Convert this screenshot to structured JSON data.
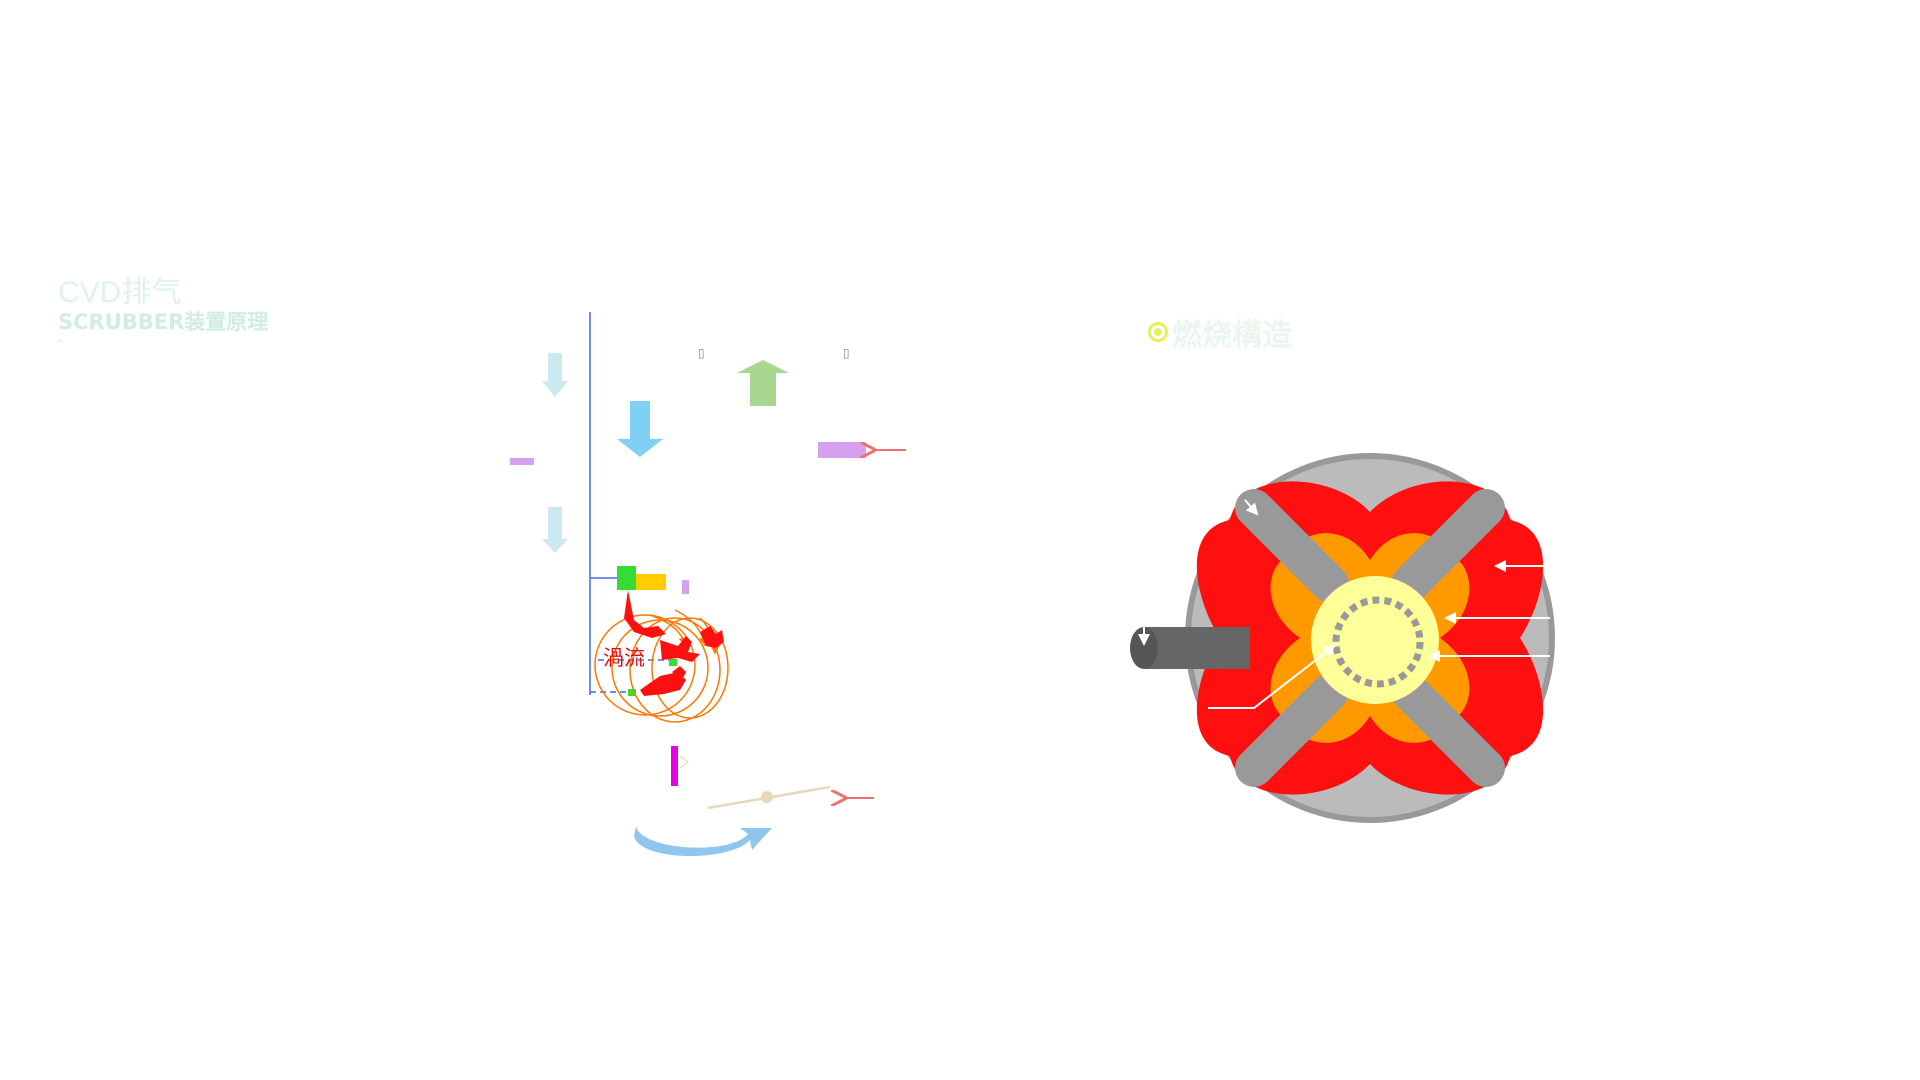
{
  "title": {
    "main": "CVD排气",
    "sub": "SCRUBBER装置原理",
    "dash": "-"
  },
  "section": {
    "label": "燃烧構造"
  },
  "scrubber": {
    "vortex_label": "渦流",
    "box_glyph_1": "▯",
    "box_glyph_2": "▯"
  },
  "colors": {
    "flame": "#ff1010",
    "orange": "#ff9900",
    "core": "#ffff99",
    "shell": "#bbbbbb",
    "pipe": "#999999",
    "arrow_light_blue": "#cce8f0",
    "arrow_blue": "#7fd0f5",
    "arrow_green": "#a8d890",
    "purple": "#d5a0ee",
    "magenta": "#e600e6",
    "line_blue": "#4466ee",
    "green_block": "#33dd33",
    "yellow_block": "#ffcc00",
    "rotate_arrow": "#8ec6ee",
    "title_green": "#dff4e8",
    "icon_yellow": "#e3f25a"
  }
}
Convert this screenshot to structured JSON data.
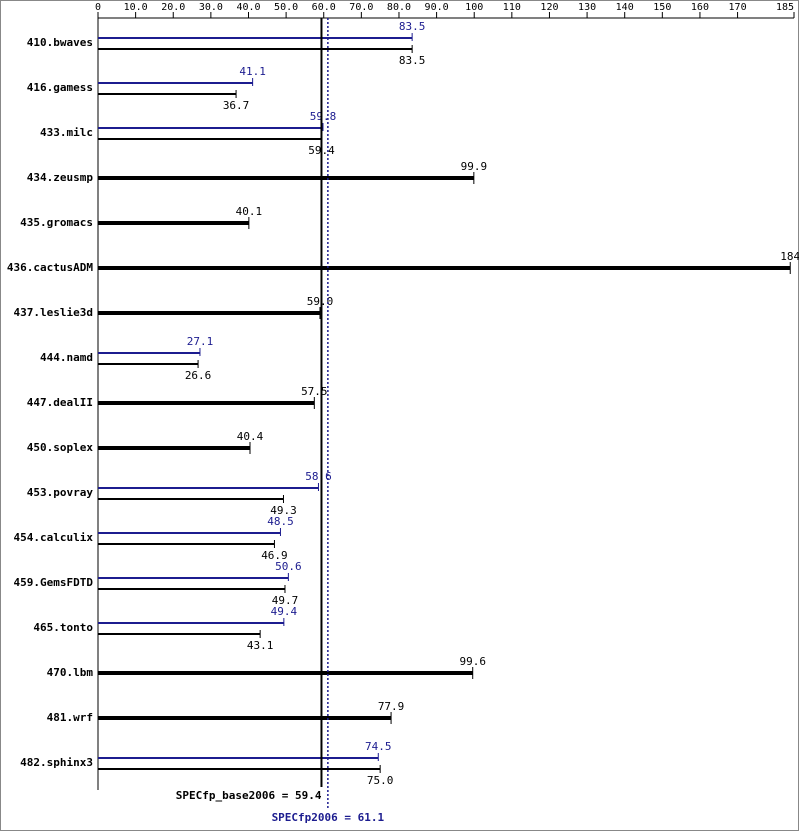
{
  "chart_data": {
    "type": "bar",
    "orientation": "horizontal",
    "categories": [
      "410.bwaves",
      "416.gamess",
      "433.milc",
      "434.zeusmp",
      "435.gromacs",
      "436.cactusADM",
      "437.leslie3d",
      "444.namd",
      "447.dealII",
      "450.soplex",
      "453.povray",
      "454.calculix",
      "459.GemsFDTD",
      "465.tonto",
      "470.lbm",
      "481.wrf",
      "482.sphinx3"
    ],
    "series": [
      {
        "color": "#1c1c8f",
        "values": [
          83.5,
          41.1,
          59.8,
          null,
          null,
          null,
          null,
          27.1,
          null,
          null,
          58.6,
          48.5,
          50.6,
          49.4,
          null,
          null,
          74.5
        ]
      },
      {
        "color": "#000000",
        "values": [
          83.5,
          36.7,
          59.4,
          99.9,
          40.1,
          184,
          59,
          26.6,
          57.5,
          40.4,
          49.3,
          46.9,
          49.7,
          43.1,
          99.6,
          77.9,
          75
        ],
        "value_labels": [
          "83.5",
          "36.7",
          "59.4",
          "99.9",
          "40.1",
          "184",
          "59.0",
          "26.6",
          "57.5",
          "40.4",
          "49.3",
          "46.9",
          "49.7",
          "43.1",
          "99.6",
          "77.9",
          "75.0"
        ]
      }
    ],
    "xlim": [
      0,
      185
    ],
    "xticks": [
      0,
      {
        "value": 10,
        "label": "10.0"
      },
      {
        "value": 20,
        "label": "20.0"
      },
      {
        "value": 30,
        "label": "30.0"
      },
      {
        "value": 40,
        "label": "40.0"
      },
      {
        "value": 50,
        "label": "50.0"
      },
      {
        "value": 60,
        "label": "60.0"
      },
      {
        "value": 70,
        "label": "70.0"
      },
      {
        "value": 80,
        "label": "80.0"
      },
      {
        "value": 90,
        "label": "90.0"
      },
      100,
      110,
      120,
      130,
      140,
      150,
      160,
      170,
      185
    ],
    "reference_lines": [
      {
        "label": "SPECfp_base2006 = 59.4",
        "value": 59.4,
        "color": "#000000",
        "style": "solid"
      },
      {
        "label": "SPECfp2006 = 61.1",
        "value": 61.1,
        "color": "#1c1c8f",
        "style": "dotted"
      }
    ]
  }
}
= = = = = = =
Do this:
Leave out the pictures and print each record exactly as it stands.

Final answer:
Convert this screenshot to structured JSON data.
{
  "title": {
    "main": "CVD排气",
    "sub": "SCRUBBER装置原理",
    "dash": "-"
  },
  "section": {
    "label": "燃烧構造"
  },
  "scrubber": {
    "vortex_label": "渦流",
    "box_glyph_1": "▯",
    "box_glyph_2": "▯"
  },
  "colors": {
    "flame": "#ff1010",
    "orange": "#ff9900",
    "core": "#ffff99",
    "shell": "#bbbbbb",
    "pipe": "#999999",
    "arrow_light_blue": "#cce8f0",
    "arrow_blue": "#7fd0f5",
    "arrow_green": "#a8d890",
    "purple": "#d5a0ee",
    "magenta": "#e600e6",
    "line_blue": "#4466ee",
    "green_block": "#33dd33",
    "yellow_block": "#ffcc00",
    "rotate_arrow": "#8ec6ee",
    "title_green": "#dff4e8",
    "icon_yellow": "#e3f25a"
  }
}
Convert this screenshot to structured JSON data.
{
  "chart_data": {
    "type": "bar",
    "orientation": "horizontal",
    "categories": [
      "410.bwaves",
      "416.gamess",
      "433.milc",
      "434.zeusmp",
      "435.gromacs",
      "436.cactusADM",
      "437.leslie3d",
      "444.namd",
      "447.dealII",
      "450.soplex",
      "453.povray",
      "454.calculix",
      "459.GemsFDTD",
      "465.tonto",
      "470.lbm",
      "481.wrf",
      "482.sphinx3"
    ],
    "series": [
      {
        "color": "#1c1c8f",
        "values": [
          83.5,
          41.1,
          59.8,
          null,
          null,
          null,
          null,
          27.1,
          null,
          null,
          58.6,
          48.5,
          50.6,
          49.4,
          null,
          null,
          74.5
        ]
      },
      {
        "color": "#000000",
        "values": [
          83.5,
          36.7,
          59.4,
          99.9,
          40.1,
          184,
          59,
          26.6,
          57.5,
          40.4,
          49.3,
          46.9,
          49.7,
          43.1,
          99.6,
          77.9,
          75
        ],
        "value_labels": [
          "83.5",
          "36.7",
          "59.4",
          "99.9",
          "40.1",
          "184",
          "59.0",
          "26.6",
          "57.5",
          "40.4",
          "49.3",
          "46.9",
          "49.7",
          "43.1",
          "99.6",
          "77.9",
          "75.0"
        ]
      }
    ],
    "xlim": [
      0,
      185
    ],
    "xticks": [
      0,
      {
        "value": 10,
        "label": "10.0"
      },
      {
        "value": 20,
        "label": "20.0"
      },
      {
        "value": 30,
        "label": "30.0"
      },
      {
        "value": 40,
        "label": "40.0"
      },
      {
        "value": 50,
        "label": "50.0"
      },
      {
        "value": 60,
        "label": "60.0"
      },
      {
        "value": 70,
        "label": "70.0"
      },
      {
        "value": 80,
        "label": "80.0"
      },
      {
        "value": 90,
        "label": "90.0"
      },
      100,
      110,
      120,
      130,
      140,
      150,
      160,
      170,
      185
    ],
    "reference_lines": [
      {
        "label": "SPECfp_base2006 = 59.4",
        "value": 59.4,
        "color": "#000000",
        "style": "solid"
      },
      {
        "label": "SPECfp2006 = 61.1",
        "value": 61.1,
        "color": "#1c1c8f",
        "style": "dotted"
      }
    ]
  }
}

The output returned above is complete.